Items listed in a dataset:
[Begin]

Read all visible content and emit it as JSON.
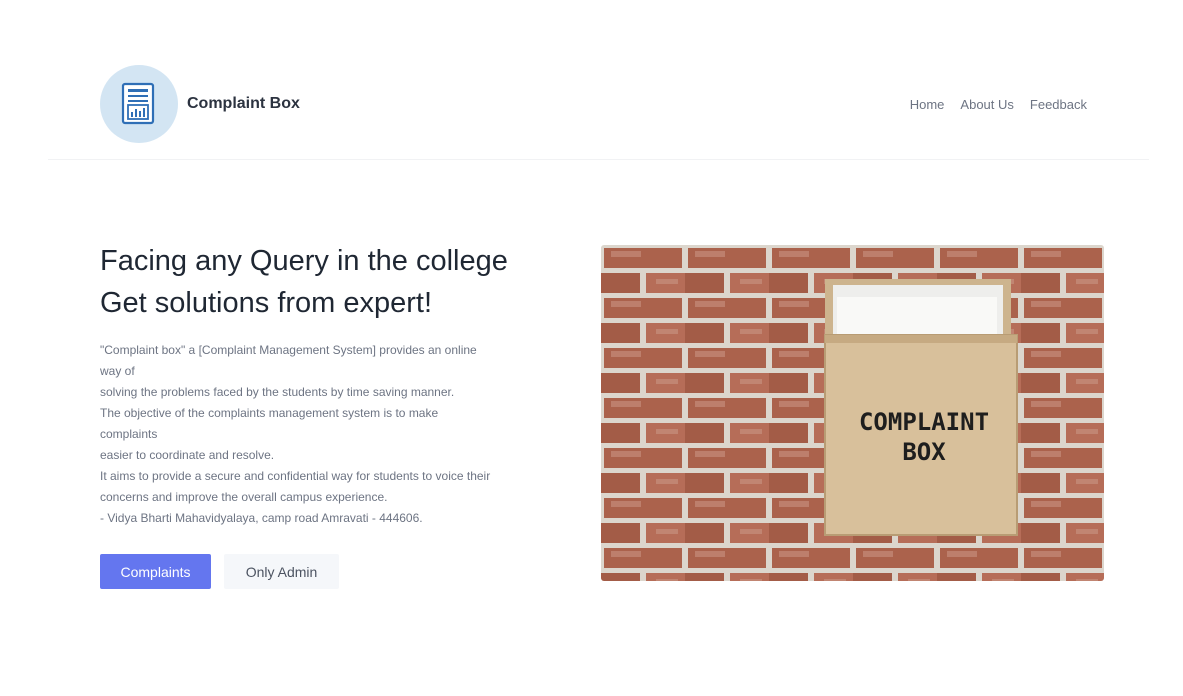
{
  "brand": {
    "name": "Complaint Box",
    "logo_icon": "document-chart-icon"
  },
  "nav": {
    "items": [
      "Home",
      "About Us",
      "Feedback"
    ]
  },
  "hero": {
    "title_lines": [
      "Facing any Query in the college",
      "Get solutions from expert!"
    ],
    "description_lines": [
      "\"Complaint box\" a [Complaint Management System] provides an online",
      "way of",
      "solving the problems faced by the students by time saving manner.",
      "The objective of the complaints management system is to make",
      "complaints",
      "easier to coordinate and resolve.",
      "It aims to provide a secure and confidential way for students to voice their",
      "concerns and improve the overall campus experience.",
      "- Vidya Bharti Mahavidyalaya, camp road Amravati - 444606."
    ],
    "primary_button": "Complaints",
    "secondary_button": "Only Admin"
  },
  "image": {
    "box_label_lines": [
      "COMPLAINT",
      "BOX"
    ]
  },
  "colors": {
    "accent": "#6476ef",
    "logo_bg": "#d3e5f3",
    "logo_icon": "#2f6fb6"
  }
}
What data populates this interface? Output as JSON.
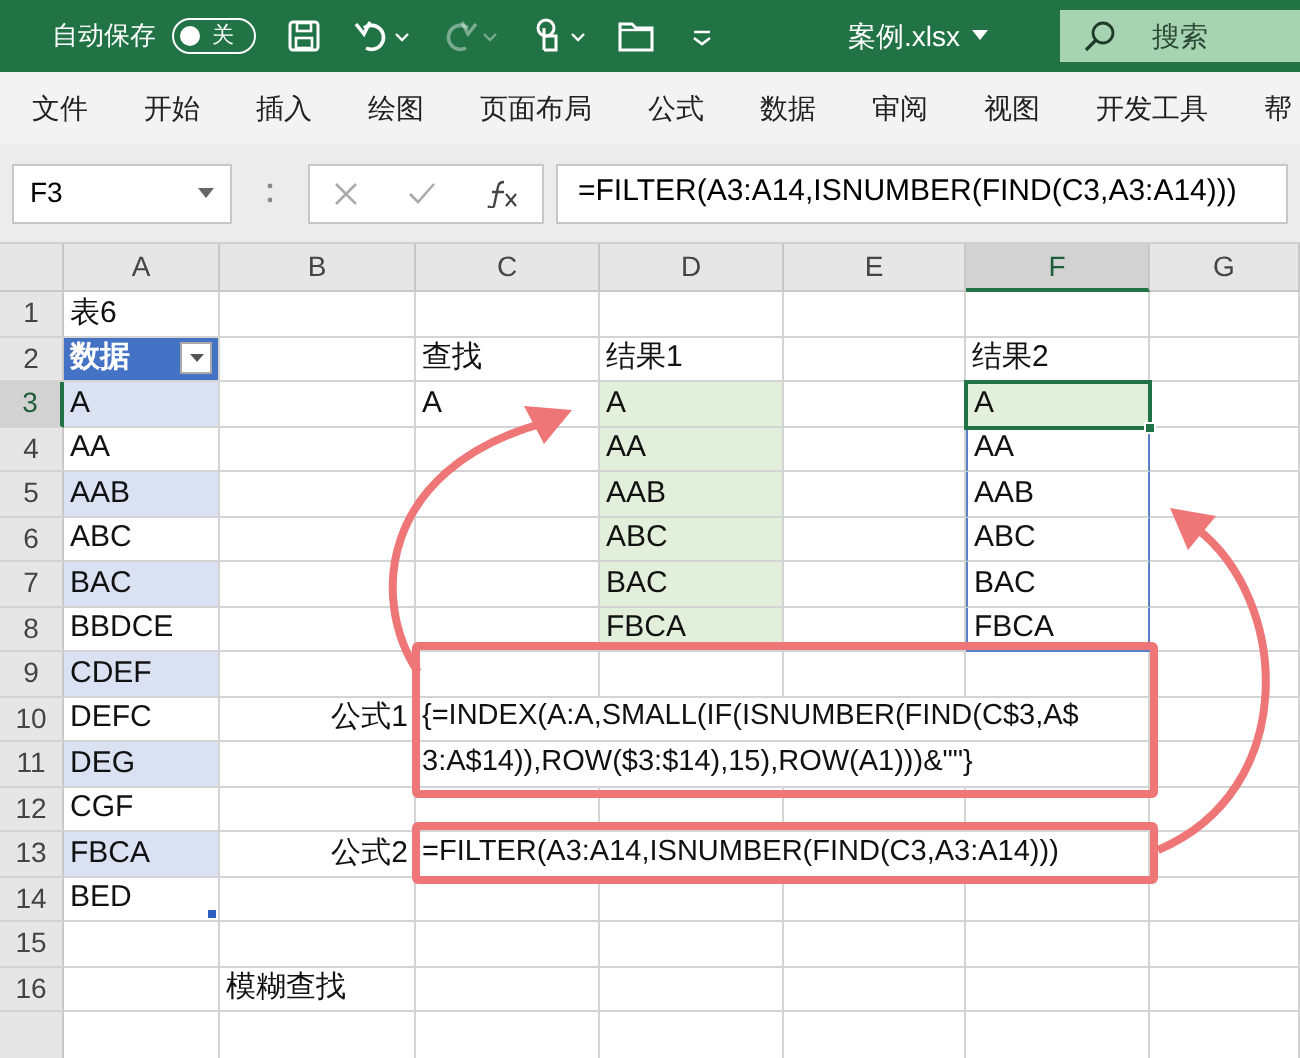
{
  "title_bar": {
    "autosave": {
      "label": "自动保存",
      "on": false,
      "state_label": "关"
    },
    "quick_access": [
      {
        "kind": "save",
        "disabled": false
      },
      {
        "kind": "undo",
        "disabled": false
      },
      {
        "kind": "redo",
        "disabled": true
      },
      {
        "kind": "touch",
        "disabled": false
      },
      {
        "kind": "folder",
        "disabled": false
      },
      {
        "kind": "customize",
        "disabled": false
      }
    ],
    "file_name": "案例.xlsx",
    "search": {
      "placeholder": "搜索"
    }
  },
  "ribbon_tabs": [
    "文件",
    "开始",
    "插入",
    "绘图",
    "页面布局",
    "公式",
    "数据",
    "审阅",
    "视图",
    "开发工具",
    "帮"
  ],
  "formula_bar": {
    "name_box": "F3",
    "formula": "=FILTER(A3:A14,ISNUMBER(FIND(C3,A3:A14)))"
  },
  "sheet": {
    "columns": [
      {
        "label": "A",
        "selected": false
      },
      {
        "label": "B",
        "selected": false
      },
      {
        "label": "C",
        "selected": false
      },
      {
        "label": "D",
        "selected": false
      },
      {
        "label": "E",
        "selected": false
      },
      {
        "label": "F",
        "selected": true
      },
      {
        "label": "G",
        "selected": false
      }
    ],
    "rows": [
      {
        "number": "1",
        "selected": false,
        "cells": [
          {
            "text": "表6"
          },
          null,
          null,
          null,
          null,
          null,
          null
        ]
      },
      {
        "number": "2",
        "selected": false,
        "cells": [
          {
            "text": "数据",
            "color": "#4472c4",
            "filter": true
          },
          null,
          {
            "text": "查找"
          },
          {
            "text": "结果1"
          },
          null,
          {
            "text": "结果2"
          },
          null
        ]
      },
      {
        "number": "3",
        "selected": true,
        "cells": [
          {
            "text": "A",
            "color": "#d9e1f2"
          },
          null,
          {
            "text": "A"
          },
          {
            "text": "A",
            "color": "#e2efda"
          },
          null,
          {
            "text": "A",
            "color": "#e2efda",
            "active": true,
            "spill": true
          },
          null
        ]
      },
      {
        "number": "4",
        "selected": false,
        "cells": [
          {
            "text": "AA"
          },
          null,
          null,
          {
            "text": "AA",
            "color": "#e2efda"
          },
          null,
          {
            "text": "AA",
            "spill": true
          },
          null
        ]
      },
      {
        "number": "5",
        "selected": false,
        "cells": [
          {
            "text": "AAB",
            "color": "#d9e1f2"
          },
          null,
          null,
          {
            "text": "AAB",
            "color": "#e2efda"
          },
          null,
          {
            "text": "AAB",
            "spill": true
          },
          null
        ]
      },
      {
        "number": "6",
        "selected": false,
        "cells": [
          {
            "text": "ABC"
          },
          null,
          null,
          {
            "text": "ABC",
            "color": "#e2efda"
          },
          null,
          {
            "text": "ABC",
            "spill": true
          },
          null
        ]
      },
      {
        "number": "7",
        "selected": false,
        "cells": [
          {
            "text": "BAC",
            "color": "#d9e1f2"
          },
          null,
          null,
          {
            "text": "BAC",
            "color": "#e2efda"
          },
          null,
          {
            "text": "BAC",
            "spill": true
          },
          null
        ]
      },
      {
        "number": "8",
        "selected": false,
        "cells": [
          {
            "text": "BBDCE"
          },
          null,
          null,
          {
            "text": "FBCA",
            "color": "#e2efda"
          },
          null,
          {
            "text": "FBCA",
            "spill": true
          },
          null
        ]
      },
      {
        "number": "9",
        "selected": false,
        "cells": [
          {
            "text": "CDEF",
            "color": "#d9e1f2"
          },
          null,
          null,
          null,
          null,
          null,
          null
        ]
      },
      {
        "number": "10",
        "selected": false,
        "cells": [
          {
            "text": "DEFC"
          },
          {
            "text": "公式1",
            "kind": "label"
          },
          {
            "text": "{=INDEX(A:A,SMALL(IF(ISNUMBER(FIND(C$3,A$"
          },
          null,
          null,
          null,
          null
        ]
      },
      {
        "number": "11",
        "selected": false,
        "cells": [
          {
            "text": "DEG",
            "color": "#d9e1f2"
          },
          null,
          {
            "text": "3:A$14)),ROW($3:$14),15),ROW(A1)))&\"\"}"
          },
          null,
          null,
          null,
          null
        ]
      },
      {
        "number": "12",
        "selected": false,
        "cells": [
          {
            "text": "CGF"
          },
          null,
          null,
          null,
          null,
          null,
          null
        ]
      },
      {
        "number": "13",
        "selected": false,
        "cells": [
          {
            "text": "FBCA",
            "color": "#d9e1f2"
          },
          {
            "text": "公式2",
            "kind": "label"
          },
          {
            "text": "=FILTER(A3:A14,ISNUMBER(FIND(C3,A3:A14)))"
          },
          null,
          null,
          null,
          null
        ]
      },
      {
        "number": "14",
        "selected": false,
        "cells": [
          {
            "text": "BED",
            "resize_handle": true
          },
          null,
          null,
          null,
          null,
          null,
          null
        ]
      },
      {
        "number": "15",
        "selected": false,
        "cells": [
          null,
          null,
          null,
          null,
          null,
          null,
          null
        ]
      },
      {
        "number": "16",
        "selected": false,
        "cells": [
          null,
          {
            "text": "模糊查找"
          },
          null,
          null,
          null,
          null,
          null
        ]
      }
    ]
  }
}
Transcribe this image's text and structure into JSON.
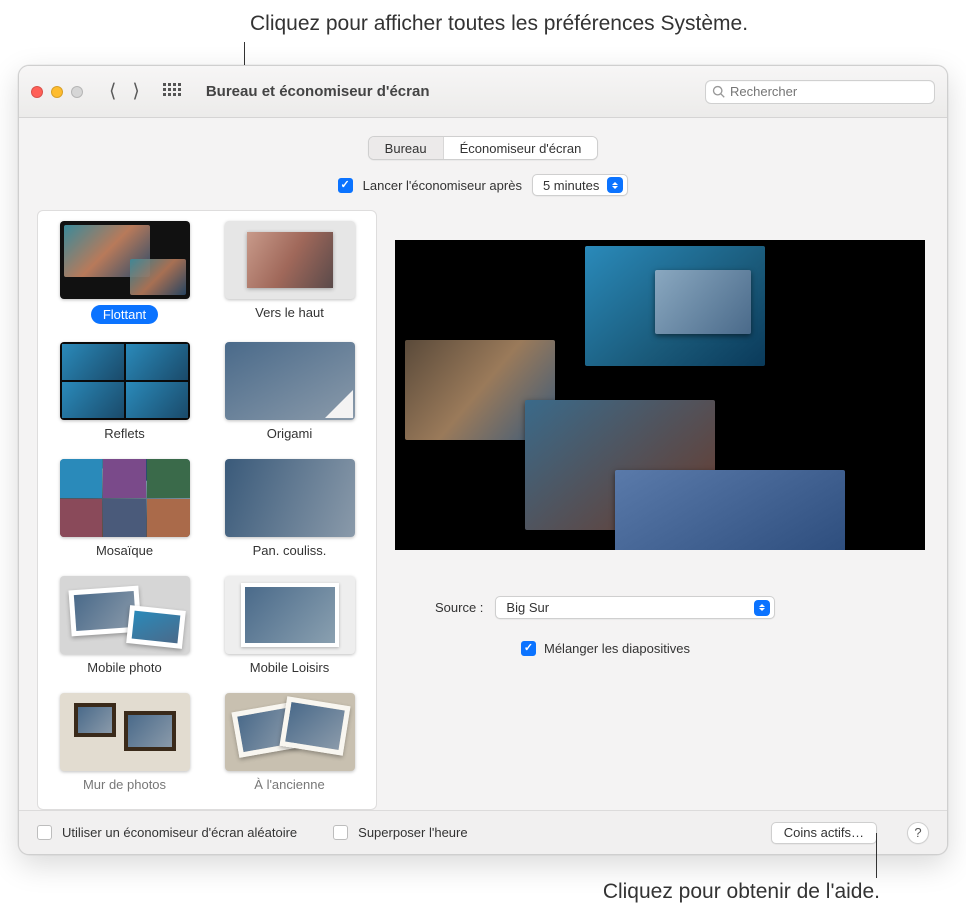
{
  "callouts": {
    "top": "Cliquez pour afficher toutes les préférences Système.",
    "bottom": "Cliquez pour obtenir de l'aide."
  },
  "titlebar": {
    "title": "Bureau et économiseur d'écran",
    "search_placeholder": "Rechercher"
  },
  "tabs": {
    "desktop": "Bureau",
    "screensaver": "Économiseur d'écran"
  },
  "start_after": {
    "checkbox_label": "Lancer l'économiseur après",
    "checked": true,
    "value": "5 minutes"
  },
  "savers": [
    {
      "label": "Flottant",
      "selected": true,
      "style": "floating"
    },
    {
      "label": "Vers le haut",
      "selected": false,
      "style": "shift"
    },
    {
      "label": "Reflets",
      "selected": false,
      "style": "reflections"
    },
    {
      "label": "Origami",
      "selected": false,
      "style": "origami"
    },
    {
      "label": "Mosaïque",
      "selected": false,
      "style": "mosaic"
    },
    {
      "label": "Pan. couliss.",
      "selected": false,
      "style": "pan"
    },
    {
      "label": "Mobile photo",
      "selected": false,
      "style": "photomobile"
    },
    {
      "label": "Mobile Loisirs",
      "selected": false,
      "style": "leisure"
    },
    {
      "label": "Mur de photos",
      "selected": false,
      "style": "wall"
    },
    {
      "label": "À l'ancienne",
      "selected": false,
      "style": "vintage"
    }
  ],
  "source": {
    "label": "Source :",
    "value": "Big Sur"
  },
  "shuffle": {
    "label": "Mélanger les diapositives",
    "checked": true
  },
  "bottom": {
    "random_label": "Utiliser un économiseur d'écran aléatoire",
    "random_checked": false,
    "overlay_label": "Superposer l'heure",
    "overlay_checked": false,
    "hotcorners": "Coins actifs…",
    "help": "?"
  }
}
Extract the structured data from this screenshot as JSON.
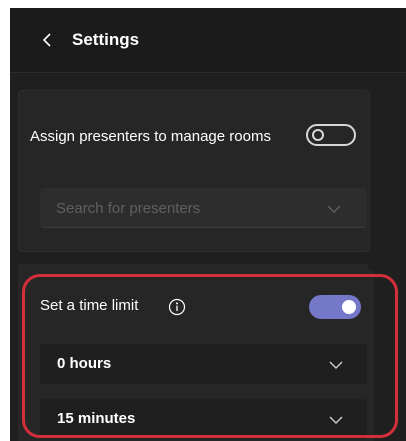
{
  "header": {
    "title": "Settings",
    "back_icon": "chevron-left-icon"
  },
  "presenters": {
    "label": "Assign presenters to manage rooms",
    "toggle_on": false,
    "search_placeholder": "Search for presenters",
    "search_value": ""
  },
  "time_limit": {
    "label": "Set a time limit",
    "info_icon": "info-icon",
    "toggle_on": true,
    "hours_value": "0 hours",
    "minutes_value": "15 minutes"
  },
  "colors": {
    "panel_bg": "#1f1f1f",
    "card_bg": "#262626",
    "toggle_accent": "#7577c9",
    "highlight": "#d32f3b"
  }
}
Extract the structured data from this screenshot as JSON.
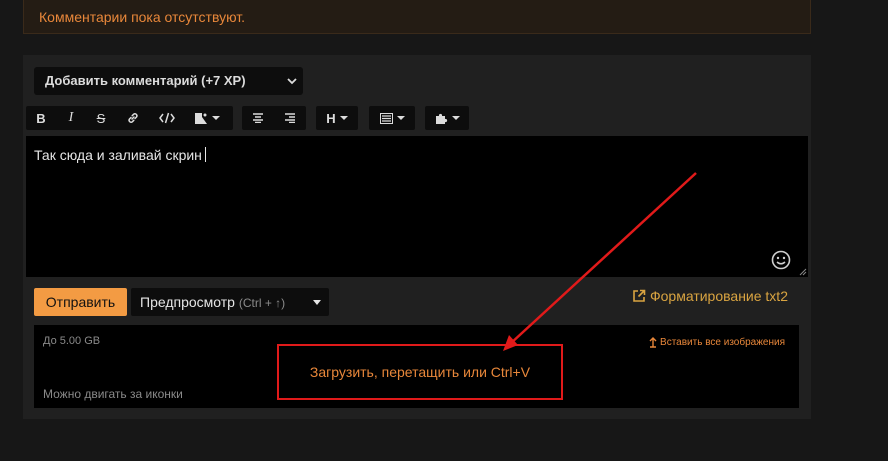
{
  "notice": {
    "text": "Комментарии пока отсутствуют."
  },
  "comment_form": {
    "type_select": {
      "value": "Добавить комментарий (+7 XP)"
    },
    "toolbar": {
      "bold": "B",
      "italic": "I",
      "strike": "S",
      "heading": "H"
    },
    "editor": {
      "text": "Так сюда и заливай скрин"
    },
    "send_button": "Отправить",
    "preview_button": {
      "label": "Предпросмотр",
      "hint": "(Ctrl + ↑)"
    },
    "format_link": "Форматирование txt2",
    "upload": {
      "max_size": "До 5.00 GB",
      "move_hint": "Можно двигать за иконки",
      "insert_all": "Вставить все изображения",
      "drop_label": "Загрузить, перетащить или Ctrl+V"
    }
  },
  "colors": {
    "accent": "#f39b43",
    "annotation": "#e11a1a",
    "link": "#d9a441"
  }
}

[End]

Problem to work on =
Gather all lines from the listing above in which "minutes" occurs.

Answer to the task =
    "value": "5 minutes"
    "minutes_value": "15 minutes"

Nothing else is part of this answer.